--- START OF SOURCE RECORDS ---

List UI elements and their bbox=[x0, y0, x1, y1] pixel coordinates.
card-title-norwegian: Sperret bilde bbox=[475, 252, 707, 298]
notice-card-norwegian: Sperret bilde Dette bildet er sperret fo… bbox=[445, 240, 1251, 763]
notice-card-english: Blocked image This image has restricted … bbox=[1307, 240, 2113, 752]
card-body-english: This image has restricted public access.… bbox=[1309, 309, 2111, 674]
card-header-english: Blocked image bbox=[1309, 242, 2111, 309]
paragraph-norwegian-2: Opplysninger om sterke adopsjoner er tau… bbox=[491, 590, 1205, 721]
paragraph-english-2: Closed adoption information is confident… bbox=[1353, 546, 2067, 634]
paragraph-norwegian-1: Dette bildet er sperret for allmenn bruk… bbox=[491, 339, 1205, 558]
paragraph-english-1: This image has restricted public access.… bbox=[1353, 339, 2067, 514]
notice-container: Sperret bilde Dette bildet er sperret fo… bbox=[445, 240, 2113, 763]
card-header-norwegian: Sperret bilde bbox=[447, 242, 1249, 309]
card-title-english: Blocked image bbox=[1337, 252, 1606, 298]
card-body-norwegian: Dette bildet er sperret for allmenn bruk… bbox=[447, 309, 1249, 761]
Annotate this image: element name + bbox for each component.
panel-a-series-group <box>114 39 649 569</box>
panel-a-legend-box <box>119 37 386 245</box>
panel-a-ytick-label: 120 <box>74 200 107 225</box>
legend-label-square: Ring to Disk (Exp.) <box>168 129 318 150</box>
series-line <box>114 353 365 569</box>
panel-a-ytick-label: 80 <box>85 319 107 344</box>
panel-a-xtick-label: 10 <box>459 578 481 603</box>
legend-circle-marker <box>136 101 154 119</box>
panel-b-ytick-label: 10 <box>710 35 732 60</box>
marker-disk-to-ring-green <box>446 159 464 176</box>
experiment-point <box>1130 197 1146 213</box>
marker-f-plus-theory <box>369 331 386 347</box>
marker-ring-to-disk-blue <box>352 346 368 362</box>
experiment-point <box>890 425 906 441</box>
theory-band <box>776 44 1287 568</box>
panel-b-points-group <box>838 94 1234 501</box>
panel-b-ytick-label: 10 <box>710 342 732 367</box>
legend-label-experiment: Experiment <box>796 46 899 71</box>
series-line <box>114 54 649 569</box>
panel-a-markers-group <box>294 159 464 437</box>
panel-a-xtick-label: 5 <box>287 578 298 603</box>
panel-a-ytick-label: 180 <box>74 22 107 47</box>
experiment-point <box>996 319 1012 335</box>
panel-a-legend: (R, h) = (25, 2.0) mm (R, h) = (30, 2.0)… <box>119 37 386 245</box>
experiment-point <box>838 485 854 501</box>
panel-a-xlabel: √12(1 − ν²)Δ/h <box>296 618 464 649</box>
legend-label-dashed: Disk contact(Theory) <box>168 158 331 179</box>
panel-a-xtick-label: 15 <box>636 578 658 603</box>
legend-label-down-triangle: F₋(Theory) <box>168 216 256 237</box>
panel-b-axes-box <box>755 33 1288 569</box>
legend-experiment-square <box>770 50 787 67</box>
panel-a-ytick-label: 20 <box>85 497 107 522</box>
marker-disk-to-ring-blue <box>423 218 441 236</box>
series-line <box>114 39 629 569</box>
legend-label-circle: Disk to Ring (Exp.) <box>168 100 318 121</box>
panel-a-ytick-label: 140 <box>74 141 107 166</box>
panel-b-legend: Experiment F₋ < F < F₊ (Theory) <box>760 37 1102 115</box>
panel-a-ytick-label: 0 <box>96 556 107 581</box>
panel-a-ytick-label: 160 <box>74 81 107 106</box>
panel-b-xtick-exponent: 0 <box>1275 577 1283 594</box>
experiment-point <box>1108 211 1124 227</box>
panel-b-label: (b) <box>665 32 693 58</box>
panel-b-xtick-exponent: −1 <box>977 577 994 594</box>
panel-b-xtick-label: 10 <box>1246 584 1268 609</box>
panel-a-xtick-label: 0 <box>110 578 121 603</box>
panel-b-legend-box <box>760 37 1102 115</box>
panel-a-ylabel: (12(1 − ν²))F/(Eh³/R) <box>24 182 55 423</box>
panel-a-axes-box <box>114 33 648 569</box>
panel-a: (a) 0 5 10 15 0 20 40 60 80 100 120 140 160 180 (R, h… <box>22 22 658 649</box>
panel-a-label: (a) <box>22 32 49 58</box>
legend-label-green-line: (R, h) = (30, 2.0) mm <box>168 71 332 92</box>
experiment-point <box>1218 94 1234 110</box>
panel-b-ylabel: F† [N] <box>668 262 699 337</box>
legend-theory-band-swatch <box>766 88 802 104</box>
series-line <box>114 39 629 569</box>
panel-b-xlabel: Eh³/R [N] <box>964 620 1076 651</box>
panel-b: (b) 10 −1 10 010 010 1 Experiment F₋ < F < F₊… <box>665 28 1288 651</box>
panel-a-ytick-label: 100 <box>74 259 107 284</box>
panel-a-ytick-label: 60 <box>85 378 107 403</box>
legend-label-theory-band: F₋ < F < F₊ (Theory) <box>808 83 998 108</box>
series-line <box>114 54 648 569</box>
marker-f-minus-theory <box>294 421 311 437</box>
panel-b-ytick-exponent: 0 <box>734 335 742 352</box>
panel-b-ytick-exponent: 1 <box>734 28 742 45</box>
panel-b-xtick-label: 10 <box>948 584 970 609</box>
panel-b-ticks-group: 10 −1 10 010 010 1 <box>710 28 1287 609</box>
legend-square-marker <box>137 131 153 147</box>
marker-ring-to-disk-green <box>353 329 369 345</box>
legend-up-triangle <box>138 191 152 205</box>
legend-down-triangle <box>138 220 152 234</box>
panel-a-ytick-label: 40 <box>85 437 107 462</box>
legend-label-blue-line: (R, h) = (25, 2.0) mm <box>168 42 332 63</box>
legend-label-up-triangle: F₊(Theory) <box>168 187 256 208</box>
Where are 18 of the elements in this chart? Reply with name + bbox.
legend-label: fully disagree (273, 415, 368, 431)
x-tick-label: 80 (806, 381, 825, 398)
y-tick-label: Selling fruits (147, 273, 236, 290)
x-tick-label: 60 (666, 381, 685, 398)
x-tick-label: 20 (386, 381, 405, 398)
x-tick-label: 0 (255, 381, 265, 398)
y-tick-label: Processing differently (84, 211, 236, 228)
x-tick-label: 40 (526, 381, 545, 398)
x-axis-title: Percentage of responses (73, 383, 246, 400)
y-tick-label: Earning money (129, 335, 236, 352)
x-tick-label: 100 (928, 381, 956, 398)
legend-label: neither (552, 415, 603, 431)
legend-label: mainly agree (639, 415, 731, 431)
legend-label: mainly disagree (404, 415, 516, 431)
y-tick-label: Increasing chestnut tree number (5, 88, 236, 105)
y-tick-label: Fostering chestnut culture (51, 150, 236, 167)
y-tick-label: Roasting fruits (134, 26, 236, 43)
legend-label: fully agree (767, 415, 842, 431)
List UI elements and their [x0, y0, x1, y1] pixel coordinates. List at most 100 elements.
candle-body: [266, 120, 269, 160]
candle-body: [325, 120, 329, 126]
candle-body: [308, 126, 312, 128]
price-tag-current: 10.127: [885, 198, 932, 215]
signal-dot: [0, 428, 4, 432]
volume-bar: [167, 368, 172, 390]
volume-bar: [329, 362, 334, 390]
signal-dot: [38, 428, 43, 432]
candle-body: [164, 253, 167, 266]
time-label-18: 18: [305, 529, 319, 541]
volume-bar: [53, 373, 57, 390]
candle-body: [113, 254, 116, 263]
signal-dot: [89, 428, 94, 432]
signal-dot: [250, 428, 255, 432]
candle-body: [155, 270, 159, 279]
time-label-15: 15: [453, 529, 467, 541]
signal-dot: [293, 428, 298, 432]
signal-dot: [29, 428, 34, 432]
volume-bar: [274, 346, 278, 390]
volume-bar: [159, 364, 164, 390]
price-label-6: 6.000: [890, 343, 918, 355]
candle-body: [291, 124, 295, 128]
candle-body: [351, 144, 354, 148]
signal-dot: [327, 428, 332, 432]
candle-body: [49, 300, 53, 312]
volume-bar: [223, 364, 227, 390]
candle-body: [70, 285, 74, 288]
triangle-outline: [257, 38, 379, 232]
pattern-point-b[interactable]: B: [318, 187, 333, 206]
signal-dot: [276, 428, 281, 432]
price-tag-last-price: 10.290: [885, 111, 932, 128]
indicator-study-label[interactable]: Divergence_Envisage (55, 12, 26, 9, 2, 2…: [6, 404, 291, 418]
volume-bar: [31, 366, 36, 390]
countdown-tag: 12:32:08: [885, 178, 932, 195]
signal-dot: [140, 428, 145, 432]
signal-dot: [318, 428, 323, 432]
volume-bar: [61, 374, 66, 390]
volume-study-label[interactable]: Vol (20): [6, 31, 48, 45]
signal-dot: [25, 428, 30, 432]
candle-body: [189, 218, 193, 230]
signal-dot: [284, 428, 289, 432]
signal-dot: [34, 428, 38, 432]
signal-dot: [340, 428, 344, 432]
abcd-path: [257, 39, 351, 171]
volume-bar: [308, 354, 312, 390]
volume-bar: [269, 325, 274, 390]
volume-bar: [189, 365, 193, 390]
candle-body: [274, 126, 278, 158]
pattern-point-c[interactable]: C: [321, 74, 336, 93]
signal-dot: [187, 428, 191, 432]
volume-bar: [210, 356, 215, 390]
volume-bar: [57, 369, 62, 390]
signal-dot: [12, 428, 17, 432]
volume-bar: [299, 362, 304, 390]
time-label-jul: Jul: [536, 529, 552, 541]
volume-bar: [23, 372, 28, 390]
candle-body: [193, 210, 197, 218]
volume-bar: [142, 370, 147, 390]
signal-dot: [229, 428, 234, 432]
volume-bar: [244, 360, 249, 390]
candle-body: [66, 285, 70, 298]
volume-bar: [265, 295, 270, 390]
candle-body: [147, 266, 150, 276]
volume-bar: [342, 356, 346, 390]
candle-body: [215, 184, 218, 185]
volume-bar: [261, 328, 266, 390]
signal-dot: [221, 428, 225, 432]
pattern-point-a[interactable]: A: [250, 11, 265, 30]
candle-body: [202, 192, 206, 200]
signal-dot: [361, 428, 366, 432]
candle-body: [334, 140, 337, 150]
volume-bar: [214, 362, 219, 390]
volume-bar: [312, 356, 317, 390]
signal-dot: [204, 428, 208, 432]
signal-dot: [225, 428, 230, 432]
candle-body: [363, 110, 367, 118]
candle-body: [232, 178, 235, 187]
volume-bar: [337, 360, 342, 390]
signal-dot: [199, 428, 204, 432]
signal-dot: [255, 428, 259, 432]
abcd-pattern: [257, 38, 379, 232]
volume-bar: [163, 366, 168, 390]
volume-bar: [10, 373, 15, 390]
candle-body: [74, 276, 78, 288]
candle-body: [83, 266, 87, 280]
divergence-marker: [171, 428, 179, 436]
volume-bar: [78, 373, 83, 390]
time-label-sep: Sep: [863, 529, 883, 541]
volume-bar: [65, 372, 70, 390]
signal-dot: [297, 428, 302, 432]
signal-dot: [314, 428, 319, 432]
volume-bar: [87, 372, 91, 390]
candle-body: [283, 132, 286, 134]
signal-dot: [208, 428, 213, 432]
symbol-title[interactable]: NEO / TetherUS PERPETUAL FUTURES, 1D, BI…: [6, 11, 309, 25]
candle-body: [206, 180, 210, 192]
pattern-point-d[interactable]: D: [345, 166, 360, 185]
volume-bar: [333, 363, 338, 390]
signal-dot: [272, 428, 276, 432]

--- END OF SOURCE RECORDS ---

Reproduce, line for line and without alteration, the stretch of the data from its first line through the line containing "paragraph-norwegian-2: Opplysninger om".

List UI elements and their bbox=[x0, y0, x1, y1] pixel coordinates.
card-title-norwegian: Sperret bilde bbox=[475, 252, 707, 298]
notice-card-norwegian: Sperret bilde Dette bildet er sperret fo… bbox=[445, 240, 1251, 763]
notice-card-english: Blocked image This image has restricted … bbox=[1307, 240, 2113, 752]
card-body-english: This image has restricted public access.… bbox=[1309, 309, 2111, 674]
card-header-english: Blocked image bbox=[1309, 242, 2111, 309]
paragraph-norwegian-2: Opplysninger om sterke adopsjoner er tau… bbox=[491, 590, 1205, 721]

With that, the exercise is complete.